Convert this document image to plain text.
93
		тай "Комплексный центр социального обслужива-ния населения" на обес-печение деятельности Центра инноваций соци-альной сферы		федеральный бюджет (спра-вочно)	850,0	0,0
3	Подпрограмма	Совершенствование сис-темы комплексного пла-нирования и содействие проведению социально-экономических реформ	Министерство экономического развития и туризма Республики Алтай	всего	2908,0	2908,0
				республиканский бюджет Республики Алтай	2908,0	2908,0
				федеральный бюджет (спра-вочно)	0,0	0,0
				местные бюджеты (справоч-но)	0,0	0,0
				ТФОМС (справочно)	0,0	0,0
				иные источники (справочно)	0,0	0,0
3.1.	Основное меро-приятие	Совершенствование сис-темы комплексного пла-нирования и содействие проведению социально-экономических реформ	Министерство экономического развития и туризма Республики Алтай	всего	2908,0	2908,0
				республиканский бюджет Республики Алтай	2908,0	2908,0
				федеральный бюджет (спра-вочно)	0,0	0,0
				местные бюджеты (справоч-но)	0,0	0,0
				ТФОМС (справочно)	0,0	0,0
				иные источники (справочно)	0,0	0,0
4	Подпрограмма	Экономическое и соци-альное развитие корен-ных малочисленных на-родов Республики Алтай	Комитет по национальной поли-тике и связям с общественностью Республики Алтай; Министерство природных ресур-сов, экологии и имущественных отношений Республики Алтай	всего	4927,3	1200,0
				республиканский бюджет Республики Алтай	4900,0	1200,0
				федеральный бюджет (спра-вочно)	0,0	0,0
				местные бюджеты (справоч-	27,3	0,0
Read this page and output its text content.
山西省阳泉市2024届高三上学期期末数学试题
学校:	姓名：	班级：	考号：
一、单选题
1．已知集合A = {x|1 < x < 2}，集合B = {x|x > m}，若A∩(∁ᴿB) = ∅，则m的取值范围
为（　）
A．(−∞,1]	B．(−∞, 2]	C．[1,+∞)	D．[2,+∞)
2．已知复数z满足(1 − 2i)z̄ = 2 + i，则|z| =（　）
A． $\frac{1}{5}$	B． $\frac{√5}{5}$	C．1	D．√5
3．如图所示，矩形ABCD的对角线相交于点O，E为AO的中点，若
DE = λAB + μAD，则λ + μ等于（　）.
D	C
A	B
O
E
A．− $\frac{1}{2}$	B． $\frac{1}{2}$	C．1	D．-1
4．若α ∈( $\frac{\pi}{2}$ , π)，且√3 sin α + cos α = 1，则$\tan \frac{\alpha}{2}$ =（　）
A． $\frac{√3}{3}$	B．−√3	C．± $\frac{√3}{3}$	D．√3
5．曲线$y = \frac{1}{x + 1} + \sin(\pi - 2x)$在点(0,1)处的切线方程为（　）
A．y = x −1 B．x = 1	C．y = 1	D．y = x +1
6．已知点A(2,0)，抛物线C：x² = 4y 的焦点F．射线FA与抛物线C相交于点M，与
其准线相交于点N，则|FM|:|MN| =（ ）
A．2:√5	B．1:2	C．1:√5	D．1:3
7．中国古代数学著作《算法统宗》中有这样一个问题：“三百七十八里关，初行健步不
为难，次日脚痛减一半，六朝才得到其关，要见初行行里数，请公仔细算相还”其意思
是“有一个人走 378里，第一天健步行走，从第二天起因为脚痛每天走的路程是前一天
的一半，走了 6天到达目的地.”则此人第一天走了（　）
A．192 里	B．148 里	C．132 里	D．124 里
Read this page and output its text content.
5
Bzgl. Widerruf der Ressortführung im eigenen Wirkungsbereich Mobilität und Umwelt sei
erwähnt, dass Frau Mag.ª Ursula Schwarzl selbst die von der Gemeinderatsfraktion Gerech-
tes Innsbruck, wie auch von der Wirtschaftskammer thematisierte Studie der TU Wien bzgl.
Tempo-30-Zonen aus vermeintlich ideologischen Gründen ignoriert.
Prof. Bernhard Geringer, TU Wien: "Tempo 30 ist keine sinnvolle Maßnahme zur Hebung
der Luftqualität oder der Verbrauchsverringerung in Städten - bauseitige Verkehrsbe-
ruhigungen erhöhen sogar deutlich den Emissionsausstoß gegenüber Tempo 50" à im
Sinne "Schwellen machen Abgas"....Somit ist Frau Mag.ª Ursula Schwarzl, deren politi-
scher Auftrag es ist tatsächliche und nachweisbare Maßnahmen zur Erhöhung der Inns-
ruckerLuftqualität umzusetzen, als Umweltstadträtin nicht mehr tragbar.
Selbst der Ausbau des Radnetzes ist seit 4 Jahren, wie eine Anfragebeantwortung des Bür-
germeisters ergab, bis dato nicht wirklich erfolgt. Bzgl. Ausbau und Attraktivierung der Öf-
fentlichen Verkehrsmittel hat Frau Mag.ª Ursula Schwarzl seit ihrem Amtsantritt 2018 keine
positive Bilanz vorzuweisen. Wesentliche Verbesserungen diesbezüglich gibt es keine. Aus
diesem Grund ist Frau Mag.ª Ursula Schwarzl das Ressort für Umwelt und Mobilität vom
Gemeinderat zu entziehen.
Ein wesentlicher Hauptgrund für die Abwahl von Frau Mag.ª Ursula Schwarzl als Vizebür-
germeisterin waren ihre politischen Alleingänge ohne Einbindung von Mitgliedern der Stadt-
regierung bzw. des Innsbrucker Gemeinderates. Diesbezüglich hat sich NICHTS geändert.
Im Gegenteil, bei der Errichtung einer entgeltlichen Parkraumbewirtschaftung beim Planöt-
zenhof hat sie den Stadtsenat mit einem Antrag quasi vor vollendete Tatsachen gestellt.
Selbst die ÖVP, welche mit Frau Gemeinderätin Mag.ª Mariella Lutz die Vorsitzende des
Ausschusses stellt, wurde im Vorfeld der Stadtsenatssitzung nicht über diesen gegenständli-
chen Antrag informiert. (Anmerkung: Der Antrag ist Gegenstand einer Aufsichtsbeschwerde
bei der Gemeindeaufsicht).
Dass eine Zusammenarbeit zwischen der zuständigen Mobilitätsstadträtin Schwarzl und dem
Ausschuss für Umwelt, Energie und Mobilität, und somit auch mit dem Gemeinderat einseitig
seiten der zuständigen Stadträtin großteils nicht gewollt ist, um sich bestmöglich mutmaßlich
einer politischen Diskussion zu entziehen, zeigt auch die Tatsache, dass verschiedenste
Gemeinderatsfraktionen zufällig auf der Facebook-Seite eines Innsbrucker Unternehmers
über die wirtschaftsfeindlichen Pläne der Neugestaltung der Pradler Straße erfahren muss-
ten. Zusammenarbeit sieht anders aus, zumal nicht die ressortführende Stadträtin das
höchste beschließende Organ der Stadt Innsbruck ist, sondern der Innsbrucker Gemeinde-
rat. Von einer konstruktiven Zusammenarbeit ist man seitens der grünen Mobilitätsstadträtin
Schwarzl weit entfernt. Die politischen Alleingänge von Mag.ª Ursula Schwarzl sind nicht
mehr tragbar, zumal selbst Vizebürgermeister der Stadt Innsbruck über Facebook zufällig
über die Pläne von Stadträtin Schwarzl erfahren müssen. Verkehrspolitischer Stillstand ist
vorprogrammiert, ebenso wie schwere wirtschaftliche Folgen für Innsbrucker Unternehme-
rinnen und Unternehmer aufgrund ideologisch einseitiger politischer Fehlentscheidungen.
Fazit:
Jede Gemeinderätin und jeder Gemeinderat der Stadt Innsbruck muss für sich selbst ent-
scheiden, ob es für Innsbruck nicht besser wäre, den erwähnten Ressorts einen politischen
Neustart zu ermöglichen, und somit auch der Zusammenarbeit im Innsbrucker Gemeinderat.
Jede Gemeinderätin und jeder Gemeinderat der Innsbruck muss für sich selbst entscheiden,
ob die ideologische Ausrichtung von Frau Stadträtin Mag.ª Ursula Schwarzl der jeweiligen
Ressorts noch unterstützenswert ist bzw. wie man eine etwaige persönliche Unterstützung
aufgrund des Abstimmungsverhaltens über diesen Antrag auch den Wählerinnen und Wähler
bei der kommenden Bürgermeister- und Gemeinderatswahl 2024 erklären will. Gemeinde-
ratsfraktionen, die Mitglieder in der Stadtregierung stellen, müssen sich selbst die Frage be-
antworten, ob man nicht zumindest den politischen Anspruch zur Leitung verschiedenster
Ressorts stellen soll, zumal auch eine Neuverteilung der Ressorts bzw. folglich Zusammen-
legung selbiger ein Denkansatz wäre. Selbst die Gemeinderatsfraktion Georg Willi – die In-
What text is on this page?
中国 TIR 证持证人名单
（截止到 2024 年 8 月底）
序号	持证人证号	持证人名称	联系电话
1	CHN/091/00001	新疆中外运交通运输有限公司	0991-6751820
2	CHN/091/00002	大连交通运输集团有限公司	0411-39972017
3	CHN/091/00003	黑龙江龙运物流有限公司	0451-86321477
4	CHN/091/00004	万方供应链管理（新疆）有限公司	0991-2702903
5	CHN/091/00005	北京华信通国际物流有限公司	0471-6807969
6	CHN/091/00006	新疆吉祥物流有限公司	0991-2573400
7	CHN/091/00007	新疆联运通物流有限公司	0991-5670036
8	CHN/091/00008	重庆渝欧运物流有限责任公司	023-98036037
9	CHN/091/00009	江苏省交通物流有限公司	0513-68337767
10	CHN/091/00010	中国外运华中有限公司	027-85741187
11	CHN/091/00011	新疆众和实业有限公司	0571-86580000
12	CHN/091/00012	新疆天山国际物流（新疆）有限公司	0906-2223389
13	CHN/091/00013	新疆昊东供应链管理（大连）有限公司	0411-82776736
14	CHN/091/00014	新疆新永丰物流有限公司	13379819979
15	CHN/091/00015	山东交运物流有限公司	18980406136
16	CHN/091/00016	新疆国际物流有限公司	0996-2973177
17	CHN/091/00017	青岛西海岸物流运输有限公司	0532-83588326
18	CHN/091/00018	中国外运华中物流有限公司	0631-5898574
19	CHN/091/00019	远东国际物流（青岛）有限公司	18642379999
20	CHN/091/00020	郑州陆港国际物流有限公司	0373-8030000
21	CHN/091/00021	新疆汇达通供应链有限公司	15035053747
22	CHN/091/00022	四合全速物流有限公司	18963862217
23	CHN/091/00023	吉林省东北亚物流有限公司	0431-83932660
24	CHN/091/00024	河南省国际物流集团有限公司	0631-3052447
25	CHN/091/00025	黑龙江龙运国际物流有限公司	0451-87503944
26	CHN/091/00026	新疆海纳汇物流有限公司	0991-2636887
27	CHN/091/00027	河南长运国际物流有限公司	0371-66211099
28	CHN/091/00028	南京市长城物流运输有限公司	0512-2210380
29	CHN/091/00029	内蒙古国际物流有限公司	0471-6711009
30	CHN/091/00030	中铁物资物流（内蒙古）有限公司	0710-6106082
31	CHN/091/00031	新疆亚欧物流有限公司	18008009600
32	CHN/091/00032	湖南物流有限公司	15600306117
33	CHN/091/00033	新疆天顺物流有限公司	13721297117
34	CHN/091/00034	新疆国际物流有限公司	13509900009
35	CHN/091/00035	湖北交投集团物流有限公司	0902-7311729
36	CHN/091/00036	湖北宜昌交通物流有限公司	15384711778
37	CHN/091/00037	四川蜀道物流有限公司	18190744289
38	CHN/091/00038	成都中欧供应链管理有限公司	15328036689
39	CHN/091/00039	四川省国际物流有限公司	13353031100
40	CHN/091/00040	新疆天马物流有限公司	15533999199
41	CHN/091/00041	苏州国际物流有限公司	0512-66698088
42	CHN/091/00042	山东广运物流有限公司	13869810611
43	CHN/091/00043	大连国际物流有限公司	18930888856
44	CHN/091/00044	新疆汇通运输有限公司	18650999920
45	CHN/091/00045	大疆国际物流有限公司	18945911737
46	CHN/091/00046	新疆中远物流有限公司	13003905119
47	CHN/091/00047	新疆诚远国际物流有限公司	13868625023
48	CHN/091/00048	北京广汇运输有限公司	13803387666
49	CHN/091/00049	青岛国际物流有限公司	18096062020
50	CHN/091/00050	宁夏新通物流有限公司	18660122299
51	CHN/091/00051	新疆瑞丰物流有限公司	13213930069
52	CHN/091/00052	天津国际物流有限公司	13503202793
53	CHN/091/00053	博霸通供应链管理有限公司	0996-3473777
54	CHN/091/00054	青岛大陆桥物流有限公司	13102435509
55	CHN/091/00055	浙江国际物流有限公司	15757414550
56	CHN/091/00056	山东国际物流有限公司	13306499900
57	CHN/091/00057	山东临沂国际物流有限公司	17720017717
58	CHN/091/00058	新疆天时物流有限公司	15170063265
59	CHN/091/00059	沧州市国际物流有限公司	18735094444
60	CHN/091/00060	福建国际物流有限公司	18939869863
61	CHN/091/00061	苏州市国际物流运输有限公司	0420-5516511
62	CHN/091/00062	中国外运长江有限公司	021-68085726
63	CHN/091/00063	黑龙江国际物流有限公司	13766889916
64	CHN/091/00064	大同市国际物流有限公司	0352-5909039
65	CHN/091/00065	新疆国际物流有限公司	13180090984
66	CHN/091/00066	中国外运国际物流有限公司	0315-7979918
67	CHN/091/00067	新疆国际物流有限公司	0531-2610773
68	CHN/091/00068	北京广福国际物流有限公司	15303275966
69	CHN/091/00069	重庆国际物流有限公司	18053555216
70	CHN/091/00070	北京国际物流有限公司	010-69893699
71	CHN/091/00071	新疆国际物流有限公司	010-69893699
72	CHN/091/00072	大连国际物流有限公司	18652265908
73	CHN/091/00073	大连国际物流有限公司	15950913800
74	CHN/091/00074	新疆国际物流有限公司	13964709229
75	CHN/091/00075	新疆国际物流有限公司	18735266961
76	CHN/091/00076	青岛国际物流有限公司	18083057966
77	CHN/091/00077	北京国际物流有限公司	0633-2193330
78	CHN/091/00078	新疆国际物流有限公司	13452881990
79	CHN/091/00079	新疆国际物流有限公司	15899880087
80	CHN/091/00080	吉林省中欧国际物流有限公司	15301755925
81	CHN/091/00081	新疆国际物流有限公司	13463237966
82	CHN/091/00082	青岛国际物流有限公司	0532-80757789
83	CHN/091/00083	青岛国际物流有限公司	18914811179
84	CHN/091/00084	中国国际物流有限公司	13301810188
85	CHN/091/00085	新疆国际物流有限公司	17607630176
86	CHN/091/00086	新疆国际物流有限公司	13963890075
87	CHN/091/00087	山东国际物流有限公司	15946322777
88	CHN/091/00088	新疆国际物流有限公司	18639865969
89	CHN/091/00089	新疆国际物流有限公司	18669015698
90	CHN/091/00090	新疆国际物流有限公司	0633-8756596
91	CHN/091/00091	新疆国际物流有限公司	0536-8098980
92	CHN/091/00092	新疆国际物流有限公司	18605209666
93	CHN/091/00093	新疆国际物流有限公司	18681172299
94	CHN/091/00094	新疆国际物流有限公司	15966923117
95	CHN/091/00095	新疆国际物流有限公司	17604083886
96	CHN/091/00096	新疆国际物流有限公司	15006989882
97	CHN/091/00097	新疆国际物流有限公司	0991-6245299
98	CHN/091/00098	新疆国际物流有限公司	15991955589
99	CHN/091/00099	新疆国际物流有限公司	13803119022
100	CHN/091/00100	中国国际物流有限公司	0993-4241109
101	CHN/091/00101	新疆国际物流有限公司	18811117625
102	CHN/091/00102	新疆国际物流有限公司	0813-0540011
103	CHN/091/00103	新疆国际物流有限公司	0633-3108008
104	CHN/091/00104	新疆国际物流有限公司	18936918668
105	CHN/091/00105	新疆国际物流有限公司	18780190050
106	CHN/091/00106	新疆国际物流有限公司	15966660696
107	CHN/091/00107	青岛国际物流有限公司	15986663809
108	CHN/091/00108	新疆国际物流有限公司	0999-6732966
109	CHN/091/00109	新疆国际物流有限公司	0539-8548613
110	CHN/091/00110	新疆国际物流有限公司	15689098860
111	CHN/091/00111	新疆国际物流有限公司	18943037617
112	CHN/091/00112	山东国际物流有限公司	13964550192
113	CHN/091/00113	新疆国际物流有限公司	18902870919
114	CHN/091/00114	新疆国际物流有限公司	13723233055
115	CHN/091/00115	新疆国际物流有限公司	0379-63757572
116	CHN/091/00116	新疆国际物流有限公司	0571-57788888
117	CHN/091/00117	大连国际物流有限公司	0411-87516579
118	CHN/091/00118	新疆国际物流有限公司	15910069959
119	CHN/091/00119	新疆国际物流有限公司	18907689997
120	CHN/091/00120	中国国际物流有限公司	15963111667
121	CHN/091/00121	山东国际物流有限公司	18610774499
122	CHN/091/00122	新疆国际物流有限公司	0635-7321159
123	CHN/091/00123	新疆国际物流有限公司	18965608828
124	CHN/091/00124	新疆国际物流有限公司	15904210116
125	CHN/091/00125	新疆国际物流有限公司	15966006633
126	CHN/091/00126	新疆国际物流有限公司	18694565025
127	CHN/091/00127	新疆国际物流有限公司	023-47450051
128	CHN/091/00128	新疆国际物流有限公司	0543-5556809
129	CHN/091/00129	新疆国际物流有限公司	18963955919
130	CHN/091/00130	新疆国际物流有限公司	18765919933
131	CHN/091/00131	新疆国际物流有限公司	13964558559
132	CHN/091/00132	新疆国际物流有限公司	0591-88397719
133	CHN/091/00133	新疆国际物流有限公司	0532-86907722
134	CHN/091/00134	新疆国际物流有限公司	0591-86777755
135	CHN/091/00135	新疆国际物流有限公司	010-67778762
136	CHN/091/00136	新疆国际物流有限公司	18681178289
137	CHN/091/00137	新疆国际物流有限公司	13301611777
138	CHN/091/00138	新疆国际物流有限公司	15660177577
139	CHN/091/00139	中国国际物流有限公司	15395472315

+++++

[AIM OF THE EXERCISE]
Return every line from the records above that holds the word "Mobilitätsstadträtin".

[FINISHED ANSWER]
Dass eine Zusammenarbeit zwischen der zuständigen Mobilitätsstadträtin Schwarzl und dem
rat. Von einer konstruktiven Zusammenarbeit ist man seitens der grünen Mobilitätsstadträtin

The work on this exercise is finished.